● What is being asked: Each line of the material must be returned exactly.

* start *

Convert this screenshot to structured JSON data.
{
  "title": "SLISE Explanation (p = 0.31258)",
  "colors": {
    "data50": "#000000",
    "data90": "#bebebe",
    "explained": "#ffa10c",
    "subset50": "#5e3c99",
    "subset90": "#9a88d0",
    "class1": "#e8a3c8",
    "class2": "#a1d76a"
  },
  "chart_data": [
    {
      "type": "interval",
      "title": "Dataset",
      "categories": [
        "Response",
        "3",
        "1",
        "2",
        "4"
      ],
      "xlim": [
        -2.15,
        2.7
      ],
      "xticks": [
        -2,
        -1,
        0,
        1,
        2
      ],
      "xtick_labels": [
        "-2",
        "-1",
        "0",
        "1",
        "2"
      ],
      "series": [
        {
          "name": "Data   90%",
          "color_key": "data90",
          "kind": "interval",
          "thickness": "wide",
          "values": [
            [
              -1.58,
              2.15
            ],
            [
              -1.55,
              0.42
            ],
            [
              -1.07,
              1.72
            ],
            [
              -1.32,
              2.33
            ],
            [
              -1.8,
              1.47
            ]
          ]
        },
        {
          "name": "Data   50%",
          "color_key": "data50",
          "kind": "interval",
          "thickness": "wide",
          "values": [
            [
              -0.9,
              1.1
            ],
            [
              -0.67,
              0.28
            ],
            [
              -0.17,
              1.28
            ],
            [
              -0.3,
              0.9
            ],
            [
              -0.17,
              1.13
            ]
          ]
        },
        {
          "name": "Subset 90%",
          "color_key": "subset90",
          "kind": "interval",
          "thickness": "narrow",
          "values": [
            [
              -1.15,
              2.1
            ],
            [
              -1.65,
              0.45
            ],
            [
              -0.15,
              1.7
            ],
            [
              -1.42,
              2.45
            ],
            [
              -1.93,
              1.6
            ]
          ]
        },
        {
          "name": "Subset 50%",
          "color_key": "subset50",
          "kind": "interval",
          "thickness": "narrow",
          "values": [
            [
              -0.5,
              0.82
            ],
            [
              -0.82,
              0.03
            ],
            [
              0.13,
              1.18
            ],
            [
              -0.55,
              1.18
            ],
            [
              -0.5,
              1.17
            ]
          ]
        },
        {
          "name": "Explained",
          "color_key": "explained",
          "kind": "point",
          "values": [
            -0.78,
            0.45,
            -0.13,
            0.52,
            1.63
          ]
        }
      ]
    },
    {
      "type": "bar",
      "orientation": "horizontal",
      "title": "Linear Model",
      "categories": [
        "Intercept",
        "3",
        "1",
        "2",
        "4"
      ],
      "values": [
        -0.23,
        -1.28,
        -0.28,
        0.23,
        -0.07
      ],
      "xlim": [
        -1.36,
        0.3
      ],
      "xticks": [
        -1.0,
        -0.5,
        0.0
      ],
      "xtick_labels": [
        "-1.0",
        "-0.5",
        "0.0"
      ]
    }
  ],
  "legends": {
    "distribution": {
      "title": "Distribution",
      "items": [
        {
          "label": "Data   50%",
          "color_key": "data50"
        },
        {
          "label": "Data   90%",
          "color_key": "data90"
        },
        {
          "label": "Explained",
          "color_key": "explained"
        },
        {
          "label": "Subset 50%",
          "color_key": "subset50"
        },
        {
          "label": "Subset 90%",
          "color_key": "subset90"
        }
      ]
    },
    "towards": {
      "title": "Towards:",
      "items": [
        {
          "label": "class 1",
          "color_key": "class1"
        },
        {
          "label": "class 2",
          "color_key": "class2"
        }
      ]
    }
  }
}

* end *

● Exercise output:
Convert this screenshot to structured JSON data.
{
  "title": "SLISE Explanation (p = 0.31258)",
  "colors": {
    "data50": "#000000",
    "data90": "#bebebe",
    "explained": "#ffa10c",
    "subset50": "#5e3c99",
    "subset90": "#9a88d0",
    "class1": "#e8a3c8",
    "class2": "#a1d76a"
  },
  "chart_data": [
    {
      "type": "interval",
      "title": "Dataset",
      "categories": [
        "Response",
        "3",
        "1",
        "2",
        "4"
      ],
      "xlim": [
        -2.15,
        2.7
      ],
      "xticks": [
        -2,
        -1,
        0,
        1,
        2
      ],
      "xtick_labels": [
        "-2",
        "-1",
        "0",
        "1",
        "2"
      ],
      "series": [
        {
          "name": "Data   90%",
          "color_key": "data90",
          "kind": "interval",
          "thickness": "wide",
          "values": [
            [
              -1.58,
              2.15
            ],
            [
              -1.55,
              0.42
            ],
            [
              -1.07,
              1.72
            ],
            [
              -1.32,
              2.33
            ],
            [
              -1.8,
              1.47
            ]
          ]
        },
        {
          "name": "Data   50%",
          "color_key": "data50",
          "kind": "interval",
          "thickness": "wide",
          "values": [
            [
              -0.9,
              1.1
            ],
            [
              -0.67,
              0.28
            ],
            [
              -0.17,
              1.28
            ],
            [
              -0.3,
              0.9
            ],
            [
              -0.17,
              1.13
            ]
          ]
        },
        {
          "name": "Subset 90%",
          "color_key": "subset90",
          "kind": "interval",
          "thickness": "narrow",
          "values": [
            [
              -1.15,
              2.1
            ],
            [
              -1.65,
              0.45
            ],
            [
              -0.15,
              1.7
            ],
            [
              -1.42,
              2.45
            ],
            [
              -1.93,
              1.6
            ]
          ]
        },
        {
          "name": "Subset 50%",
          "color_key": "subset50",
          "kind": "interval",
          "thickness": "narrow",
          "values": [
            [
              -0.5,
              0.82
            ],
            [
              -0.82,
              0.03
            ],
            [
              0.13,
              1.18
            ],
            [
              -0.55,
              1.18
            ],
            [
              -0.5,
              1.17
            ]
          ]
        },
        {
          "name": "Explained",
          "color_key": "explained",
          "kind": "point",
          "values": [
            -0.78,
            0.45,
            -0.13,
            0.52,
            1.63
          ]
        }
      ]
    },
    {
      "type": "bar",
      "orientation": "horizontal",
      "title": "Linear Model",
      "categories": [
        "Intercept",
        "3",
        "1",
        "2",
        "4"
      ],
      "values": [
        -0.23,
        -1.28,
        -0.28,
        0.23,
        -0.07
      ],
      "xlim": [
        -1.36,
        0.3
      ],
      "xticks": [
        -1.0,
        -0.5,
        0.0
      ],
      "xtick_labels": [
        "-1.0",
        "-0.5",
        "0.0"
      ]
    }
  ],
  "legends": {
    "distribution": {
      "title": "Distribution",
      "items": [
        {
          "label": "Data   50%",
          "color_key": "data50"
        },
        {
          "label": "Data   90%",
          "color_key": "data90"
        },
        {
          "label": "Explained",
          "color_key": "explained"
        },
        {
          "label": "Subset 50%",
          "color_key": "subset50"
        },
        {
          "label": "Subset 90%",
          "color_key": "subset90"
        }
      ]
    },
    "towards": {
      "title": "Towards:",
      "items": [
        {
          "label": "class 1",
          "color_key": "class1"
        },
        {
          "label": "class 2",
          "color_key": "class2"
        }
      ]
    }
  }
}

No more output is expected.